Provided records -
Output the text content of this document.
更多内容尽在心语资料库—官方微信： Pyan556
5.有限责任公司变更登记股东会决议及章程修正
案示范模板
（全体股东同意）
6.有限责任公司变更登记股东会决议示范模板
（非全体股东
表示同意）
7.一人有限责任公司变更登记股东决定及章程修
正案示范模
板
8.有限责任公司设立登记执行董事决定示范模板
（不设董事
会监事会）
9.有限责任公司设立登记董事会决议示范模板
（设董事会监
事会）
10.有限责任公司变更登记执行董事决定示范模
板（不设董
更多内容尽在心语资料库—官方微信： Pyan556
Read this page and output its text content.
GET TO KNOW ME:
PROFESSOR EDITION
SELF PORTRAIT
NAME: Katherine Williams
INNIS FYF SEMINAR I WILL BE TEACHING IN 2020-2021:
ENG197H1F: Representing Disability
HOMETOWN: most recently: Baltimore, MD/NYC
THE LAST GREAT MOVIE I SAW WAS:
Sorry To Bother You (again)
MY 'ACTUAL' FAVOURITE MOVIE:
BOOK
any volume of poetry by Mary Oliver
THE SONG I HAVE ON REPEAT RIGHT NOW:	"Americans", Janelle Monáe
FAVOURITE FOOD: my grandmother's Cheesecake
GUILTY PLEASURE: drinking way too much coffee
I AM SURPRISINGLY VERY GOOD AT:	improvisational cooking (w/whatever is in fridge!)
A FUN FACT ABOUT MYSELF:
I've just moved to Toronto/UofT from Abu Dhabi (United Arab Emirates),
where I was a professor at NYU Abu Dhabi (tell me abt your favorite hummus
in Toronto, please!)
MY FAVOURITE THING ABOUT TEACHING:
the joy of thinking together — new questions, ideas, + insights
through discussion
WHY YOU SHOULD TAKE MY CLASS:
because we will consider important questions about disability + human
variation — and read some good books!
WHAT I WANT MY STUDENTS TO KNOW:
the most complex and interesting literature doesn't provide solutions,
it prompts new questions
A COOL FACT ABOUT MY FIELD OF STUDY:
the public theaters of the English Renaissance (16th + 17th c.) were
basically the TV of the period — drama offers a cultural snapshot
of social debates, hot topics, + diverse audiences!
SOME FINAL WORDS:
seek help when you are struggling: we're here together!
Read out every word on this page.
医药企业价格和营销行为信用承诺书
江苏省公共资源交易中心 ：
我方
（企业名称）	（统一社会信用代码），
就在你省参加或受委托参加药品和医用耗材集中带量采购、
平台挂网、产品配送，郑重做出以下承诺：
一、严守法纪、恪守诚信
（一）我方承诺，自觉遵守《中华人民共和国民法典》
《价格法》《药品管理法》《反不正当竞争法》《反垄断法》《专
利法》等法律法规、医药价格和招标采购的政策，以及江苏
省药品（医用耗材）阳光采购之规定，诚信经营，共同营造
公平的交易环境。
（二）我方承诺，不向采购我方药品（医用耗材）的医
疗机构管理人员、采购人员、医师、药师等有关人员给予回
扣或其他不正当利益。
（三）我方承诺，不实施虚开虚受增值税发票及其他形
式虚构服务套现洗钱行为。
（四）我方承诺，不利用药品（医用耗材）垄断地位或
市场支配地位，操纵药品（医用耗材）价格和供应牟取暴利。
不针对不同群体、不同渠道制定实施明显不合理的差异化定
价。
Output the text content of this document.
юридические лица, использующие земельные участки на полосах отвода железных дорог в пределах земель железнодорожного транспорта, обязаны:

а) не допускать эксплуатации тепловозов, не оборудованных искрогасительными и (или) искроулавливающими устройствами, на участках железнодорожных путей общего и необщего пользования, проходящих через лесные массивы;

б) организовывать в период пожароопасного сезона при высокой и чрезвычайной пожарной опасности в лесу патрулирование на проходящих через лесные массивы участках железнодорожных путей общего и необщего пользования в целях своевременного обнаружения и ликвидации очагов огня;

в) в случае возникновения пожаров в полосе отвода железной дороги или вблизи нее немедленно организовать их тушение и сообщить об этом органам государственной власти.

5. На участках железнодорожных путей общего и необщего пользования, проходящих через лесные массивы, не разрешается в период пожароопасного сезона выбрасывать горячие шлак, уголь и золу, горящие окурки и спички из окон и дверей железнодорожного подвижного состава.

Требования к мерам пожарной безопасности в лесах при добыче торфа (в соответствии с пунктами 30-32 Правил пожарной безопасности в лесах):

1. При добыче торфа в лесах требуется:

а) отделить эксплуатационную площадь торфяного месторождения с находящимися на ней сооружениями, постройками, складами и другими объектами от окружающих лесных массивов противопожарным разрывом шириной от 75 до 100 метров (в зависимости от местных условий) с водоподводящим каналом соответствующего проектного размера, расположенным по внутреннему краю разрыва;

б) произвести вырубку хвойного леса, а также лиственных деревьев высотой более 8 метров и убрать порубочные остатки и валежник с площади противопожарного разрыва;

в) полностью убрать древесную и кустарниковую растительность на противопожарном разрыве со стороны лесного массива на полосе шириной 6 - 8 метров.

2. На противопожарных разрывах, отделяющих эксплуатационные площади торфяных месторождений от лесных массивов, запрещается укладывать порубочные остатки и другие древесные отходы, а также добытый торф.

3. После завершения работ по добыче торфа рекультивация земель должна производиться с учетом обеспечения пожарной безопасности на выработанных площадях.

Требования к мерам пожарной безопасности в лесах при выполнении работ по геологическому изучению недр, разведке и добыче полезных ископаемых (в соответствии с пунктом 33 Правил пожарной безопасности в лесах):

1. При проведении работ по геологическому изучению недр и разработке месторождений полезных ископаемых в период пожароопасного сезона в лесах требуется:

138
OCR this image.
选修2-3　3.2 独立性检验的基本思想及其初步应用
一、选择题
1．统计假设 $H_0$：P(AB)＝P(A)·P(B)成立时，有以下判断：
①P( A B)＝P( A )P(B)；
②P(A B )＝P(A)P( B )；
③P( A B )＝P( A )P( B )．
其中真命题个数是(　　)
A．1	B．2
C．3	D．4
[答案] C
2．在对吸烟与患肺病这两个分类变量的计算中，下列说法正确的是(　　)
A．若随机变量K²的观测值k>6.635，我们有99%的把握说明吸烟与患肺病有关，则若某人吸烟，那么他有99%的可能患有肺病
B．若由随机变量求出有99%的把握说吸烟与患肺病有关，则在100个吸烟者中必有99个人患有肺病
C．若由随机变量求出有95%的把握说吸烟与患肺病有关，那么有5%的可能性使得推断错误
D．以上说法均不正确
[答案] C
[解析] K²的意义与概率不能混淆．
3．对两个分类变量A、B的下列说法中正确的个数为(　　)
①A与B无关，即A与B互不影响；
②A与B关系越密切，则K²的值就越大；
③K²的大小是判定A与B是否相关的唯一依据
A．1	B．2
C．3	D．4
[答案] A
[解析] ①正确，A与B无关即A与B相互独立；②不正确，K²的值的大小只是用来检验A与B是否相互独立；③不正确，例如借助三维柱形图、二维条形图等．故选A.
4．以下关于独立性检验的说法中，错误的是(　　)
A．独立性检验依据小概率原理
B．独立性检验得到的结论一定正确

Written problem - Search the records for the word "的把握说吸烟与患肺病有关" and copy every line where it occurs.

Exercise solution -
B．若由随机变量求出有99%的把握说吸烟与患肺病有关，则在100个吸烟者中必有99个人患有肺病
C．若由随机变量求出有95%的把握说吸烟与患肺病有关，那么有5%的可能性使得推断错误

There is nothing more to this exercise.